## PROBLEM DESCRIPTION:
Give back the full material, exactly as it reads.

## DATASET EXCERPTS:
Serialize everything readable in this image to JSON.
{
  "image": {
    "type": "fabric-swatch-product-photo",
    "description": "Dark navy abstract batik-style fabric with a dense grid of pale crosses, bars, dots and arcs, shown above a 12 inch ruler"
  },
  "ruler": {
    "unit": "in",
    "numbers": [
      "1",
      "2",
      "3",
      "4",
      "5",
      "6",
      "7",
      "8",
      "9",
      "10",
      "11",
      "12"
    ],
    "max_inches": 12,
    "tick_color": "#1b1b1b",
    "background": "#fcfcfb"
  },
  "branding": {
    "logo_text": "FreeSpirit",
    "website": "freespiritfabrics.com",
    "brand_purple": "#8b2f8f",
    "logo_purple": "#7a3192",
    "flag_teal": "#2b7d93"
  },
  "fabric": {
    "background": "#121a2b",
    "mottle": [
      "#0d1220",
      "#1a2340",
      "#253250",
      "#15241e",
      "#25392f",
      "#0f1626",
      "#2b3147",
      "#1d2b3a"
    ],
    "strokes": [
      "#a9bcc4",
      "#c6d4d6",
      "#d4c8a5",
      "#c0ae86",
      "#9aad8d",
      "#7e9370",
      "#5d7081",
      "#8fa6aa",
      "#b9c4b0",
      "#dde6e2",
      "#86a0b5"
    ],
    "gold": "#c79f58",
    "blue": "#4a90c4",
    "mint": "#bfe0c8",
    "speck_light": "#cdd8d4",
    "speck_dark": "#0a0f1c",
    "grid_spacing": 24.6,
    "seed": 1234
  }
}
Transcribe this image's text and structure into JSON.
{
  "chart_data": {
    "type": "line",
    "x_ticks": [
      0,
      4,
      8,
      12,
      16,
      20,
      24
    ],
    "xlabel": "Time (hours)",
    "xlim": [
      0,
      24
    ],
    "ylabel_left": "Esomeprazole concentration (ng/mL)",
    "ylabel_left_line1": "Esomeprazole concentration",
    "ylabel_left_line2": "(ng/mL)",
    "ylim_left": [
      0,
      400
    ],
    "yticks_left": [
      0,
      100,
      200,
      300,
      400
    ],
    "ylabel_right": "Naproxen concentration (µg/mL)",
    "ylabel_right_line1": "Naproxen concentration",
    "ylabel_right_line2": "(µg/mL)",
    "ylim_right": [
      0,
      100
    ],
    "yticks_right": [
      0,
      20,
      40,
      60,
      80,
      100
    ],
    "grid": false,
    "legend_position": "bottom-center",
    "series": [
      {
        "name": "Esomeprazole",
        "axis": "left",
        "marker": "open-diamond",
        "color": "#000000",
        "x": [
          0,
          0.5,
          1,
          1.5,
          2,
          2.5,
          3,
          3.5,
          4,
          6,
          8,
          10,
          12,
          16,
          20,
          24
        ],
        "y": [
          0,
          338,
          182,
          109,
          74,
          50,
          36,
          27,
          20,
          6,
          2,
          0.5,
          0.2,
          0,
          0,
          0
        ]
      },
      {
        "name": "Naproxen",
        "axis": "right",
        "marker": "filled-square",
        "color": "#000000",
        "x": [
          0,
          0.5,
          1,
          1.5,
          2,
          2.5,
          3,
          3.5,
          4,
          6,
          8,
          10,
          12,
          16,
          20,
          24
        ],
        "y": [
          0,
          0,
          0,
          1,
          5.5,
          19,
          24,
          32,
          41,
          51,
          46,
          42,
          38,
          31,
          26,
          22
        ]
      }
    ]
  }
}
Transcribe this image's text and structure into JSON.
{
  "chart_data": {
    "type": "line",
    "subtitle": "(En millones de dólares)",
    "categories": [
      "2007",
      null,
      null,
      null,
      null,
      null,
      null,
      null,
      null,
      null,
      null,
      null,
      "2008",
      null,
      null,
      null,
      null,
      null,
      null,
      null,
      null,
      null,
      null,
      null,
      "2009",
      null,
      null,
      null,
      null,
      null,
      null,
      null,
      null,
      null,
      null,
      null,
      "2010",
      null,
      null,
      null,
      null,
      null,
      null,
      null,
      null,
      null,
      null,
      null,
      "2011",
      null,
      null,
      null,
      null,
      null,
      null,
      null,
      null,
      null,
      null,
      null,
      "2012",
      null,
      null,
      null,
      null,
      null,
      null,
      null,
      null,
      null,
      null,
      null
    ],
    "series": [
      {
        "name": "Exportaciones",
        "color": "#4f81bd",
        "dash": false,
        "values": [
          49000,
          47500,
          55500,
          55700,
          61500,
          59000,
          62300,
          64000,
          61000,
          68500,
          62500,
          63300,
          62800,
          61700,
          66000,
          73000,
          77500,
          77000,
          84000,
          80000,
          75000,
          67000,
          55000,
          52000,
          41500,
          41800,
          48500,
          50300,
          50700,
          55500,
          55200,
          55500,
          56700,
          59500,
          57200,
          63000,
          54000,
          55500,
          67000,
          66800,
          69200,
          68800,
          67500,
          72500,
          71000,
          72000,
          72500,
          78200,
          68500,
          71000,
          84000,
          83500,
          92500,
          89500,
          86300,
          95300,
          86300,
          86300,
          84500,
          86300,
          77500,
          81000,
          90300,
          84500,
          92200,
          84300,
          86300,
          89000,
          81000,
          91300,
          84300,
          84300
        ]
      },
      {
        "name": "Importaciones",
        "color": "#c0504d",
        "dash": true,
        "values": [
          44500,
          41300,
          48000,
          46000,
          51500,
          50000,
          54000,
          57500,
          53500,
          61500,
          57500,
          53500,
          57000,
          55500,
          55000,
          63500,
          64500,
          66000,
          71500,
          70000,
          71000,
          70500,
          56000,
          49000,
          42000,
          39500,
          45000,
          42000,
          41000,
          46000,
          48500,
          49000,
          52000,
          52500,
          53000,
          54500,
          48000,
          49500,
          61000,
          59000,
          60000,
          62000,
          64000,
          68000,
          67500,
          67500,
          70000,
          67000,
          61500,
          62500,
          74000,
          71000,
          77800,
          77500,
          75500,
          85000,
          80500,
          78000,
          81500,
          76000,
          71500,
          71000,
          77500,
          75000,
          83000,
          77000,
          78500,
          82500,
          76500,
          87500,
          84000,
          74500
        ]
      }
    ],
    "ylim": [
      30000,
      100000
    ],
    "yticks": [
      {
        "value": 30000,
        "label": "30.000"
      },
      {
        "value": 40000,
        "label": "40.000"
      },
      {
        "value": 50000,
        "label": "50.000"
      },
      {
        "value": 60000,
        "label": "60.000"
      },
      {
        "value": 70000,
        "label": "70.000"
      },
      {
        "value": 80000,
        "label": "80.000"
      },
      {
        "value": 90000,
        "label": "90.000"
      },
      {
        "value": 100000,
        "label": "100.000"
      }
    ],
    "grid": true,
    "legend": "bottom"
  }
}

## TASK ANSWER:
Serialize everything readable in this image to JSON.
{
  "image": {
    "type": "fabric-swatch-product-photo",
    "description": "Dark navy abstract batik-style fabric with a dense grid of pale crosses, bars, dots and arcs, shown above a 12 inch ruler"
  },
  "ruler": {
    "unit": "in",
    "numbers": [
      "1",
      "2",
      "3",
      "4",
      "5",
      "6",
      "7",
      "8",
      "9",
      "10",
      "11",
      "12"
    ],
    "max_inches": 12,
    "tick_color": "#1b1b1b",
    "background": "#fcfcfb"
  },
  "branding": {
    "logo_text": "FreeSpirit",
    "website": "freespiritfabrics.com",
    "brand_purple": "#8b2f8f",
    "logo_purple": "#7a3192",
    "flag_teal": "#2b7d93"
  },
  "fabric": {
    "background": "#121a2b",
    "mottle": [
      "#0d1220",
      "#1a2340",
      "#253250",
      "#15241e",
      "#25392f",
      "#0f1626",
      "#2b3147",
      "#1d2b3a"
    ],
    "strokes": [
      "#a9bcc4",
      "#c6d4d6",
      "#d4c8a5",
      "#c0ae86",
      "#9aad8d",
      "#7e9370",
      "#5d7081",
      "#8fa6aa",
      "#b9c4b0",
      "#dde6e2",
      "#86a0b5"
    ],
    "gold": "#c79f58",
    "blue": "#4a90c4",
    "mint": "#bfe0c8",
    "speck_light": "#cdd8d4",
    "speck_dark": "#0a0f1c",
    "grid_spacing": 24.6,
    "seed": 1234
  }
}
Transcribe this image's text and structure into JSON.
{
  "chart_data": {
    "type": "line",
    "x_ticks": [
      0,
      4,
      8,
      12,
      16,
      20,
      24
    ],
    "xlabel": "Time (hours)",
    "xlim": [
      0,
      24
    ],
    "ylabel_left": "Esomeprazole concentration (ng/mL)",
    "ylabel_left_line1": "Esomeprazole concentration",
    "ylabel_left_line2": "(ng/mL)",
    "ylim_left": [
      0,
      400
    ],
    "yticks_left": [
      0,
      100,
      200,
      300,
      400
    ],
    "ylabel_right": "Naproxen concentration (µg/mL)",
    "ylabel_right_line1": "Naproxen concentration",
    "ylabel_right_line2": "(µg/mL)",
    "ylim_right": [
      0,
      100
    ],
    "yticks_right": [
      0,
      20,
      40,
      60,
      80,
      100
    ],
    "grid": false,
    "legend_position": "bottom-center",
    "series": [
      {
        "name": "Esomeprazole",
        "axis": "left",
        "marker": "open-diamond",
        "color": "#000000",
        "x": [
          0,
          0.5,
          1,
          1.5,
          2,
          2.5,
          3,
          3.5,
          4,
          6,
          8,
          10,
          12,
          16,
          20,
          24
        ],
        "y": [
          0,
          338,
          182,
          109,
          74,
          50,
          36,
          27,
          20,
          6,
          2,
          0.5,
          0.2,
          0,
          0,
          0
        ]
      },
      {
        "name": "Naproxen",
        "axis": "right",
        "marker": "filled-square",
        "color": "#000000",
        "x": [
          0,
          0.5,
          1,
          1.5,
          2,
          2.5,
          3,
          3.5,
          4,
          6,
          8,
          10,
          12,
          16,
          20,
          24
        ],
        "y": [
          0,
          0,
          0,
          1,
          5.5,
          19,
          24,
          32,
          41,
          51,
          46,
          42,
          38,
          31,
          26,
          22
        ]
      }
    ]
  }
}
Transcribe this image's text and structure into JSON.
{
  "chart_data": {
    "type": "line",
    "subtitle": "(En millones de dólares)",
    "categories": [
      "2007",
      null,
      null,
      null,
      null,
      null,
      null,
      null,
      null,
      null,
      null,
      null,
      "2008",
      null,
      null,
      null,
      null,
      null,
      null,
      null,
      null,
      null,
      null,
      null,
      "2009",
      null,
      null,
      null,
      null,
      null,
      null,
      null,
      null,
      null,
      null,
      null,
      "2010",
      null,
      null,
      null,
      null,
      null,
      null,
      null,
      null,
      null,
      null,
      null,
      "2011",
      null,
      null,
      null,
      null,
      null,
      null,
      null,
      null,
      null,
      null,
      null,
      "2012",
      null,
      null,
      null,
      null,
      null,
      null,
      null,
      null,
      null,
      null,
      null
    ],
    "series": [
      {
        "name": "Exportaciones",
        "color": "#4f81bd",
        "dash": false,
        "values": [
          49000,
          47500,
          55500,
          55700,
          61500,
          59000,
          62300,
          64000,
          61000,
          68500,
          62500,
          63300,
          62800,
          61700,
          66000,
          73000,
          77500,
          77000,
          84000,
          80000,
          75000,
          67000,
          55000,
          52000,
          41500,
          41800,
          48500,
          50300,
          50700,
          55500,
          55200,
          55500,
          56700,
          59500,
          57200,
          63000,
          54000,
          55500,
          67000,
          66800,
          69200,
          68800,
          67500,
          72500,
          71000,
          72000,
          72500,
          78200,
          68500,
          71000,
          84000,
          83500,
          92500,
          89500,
          86300,
          95300,
          86300,
          86300,
          84500,
          86300,
          77500,
          81000,
          90300,
          84500,
          92200,
          84300,
          86300,
          89000,
          81000,
          91300,
          84300,
          84300
        ]
      },
      {
        "name": "Importaciones",
        "color": "#c0504d",
        "dash": true,
        "values": [
          44500,
          41300,
          48000,
          46000,
          51500,
          50000,
          54000,
          57500,
          53500,
          61500,
          57500,
          53500,
          57000,
          55500,
          55000,
          63500,
          64500,
          66000,
          71500,
          70000,
          71000,
          70500,
          56000,
          49000,
          42000,
          39500,
          45000,
          42000,
          41000,
          46000,
          48500,
          49000,
          52000,
          52500,
          53000,
          54500,
          48000,
          49500,
          61000,
          59000,
          60000,
          62000,
          64000,
          68000,
          67500,
          67500,
          70000,
          67000,
          61500,
          62500,
          74000,
          71000,
          77800,
          77500,
          75500,
          85000,
          80500,
          78000,
          81500,
          76000,
          71500,
          71000,
          77500,
          75000,
          83000,
          77000,
          78500,
          82500,
          76500,
          87500,
          84000,
          74500
        ]
      }
    ],
    "ylim": [
      30000,
      100000
    ],
    "yticks": [
      {
        "value": 30000,
        "label": "30.000"
      },
      {
        "value": 40000,
        "label": "40.000"
      },
      {
        "value": 50000,
        "label": "50.000"
      },
      {
        "value": 60000,
        "label": "60.000"
      },
      {
        "value": 70000,
        "label": "70.000"
      },
      {
        "value": 80000,
        "label": "80.000"
      },
      {
        "value": 90000,
        "label": "90.000"
      },
      {
        "value": 100000,
        "label": "100.000"
      }
    ],
    "grid": true,
    "legend": "bottom"
  }
}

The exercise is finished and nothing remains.